Return every entry exactly as written.

** START DATASET RECORDS **

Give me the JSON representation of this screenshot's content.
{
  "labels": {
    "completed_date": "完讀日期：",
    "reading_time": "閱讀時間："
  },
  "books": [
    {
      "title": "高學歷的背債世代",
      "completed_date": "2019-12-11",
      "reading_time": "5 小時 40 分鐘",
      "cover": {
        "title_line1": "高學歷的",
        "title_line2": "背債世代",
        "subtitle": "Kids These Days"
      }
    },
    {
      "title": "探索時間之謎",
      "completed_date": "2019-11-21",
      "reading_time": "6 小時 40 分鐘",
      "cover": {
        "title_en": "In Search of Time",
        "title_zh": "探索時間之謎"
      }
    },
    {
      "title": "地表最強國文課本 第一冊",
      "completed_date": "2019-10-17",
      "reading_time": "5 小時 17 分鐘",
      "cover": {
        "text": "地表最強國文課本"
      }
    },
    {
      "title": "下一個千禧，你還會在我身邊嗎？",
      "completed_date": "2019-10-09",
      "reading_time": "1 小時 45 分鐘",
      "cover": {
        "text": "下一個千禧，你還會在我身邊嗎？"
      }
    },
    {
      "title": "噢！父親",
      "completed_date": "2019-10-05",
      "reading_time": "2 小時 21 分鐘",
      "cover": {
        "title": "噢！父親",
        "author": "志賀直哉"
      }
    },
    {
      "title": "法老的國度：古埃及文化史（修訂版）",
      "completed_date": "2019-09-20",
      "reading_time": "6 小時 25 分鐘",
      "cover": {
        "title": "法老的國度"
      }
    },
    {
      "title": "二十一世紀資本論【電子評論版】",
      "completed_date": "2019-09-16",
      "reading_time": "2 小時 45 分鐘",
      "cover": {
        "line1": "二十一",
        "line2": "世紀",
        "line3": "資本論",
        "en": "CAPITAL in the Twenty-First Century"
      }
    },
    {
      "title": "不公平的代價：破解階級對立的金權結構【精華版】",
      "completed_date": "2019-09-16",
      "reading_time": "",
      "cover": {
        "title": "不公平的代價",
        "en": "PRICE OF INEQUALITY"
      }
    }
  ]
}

** END DATASET RECORDS **

▶ _COMPLETED EXERCISE_
Give me the JSON representation of this screenshot's content.
{
  "labels": {
    "completed_date": "完讀日期：",
    "reading_time": "閱讀時間："
  },
  "books": [
    {
      "title": "高學歷的背債世代",
      "completed_date": "2019-12-11",
      "reading_time": "5 小時 40 分鐘",
      "cover": {
        "title_line1": "高學歷的",
        "title_line2": "背債世代",
        "subtitle": "Kids These Days"
      }
    },
    {
      "title": "探索時間之謎",
      "completed_date": "2019-11-21",
      "reading_time": "6 小時 40 分鐘",
      "cover": {
        "title_en": "In Search of Time",
        "title_zh": "探索時間之謎"
      }
    },
    {
      "title": "地表最強國文課本 第一冊",
      "completed_date": "2019-10-17",
      "reading_time": "5 小時 17 分鐘",
      "cover": {
        "text": "地表最強國文課本"
      }
    },
    {
      "title": "下一個千禧，你還會在我身邊嗎？",
      "completed_date": "2019-10-09",
      "reading_time": "1 小時 45 分鐘",
      "cover": {
        "text": "下一個千禧，你還會在我身邊嗎？"
      }
    },
    {
      "title": "噢！父親",
      "completed_date": "2019-10-05",
      "reading_time": "2 小時 21 分鐘",
      "cover": {
        "title": "噢！父親",
        "author": "志賀直哉"
      }
    },
    {
      "title": "法老的國度：古埃及文化史（修訂版）",
      "completed_date": "2019-09-20",
      "reading_time": "6 小時 25 分鐘",
      "cover": {
        "title": "法老的國度"
      }
    },
    {
      "title": "二十一世紀資本論【電子評論版】",
      "completed_date": "2019-09-16",
      "reading_time": "2 小時 45 分鐘",
      "cover": {
        "line1": "二十一",
        "line2": "世紀",
        "line3": "資本論",
        "en": "CAPITAL in the Twenty-First Century"
      }
    },
    {
      "title": "不公平的代價：破解階級對立的金權結構【精華版】",
      "completed_date": "2019-09-16",
      "reading_time": "",
      "cover": {
        "title": "不公平的代價",
        "en": "PRICE OF INEQUALITY"
      }
    }
  ]
}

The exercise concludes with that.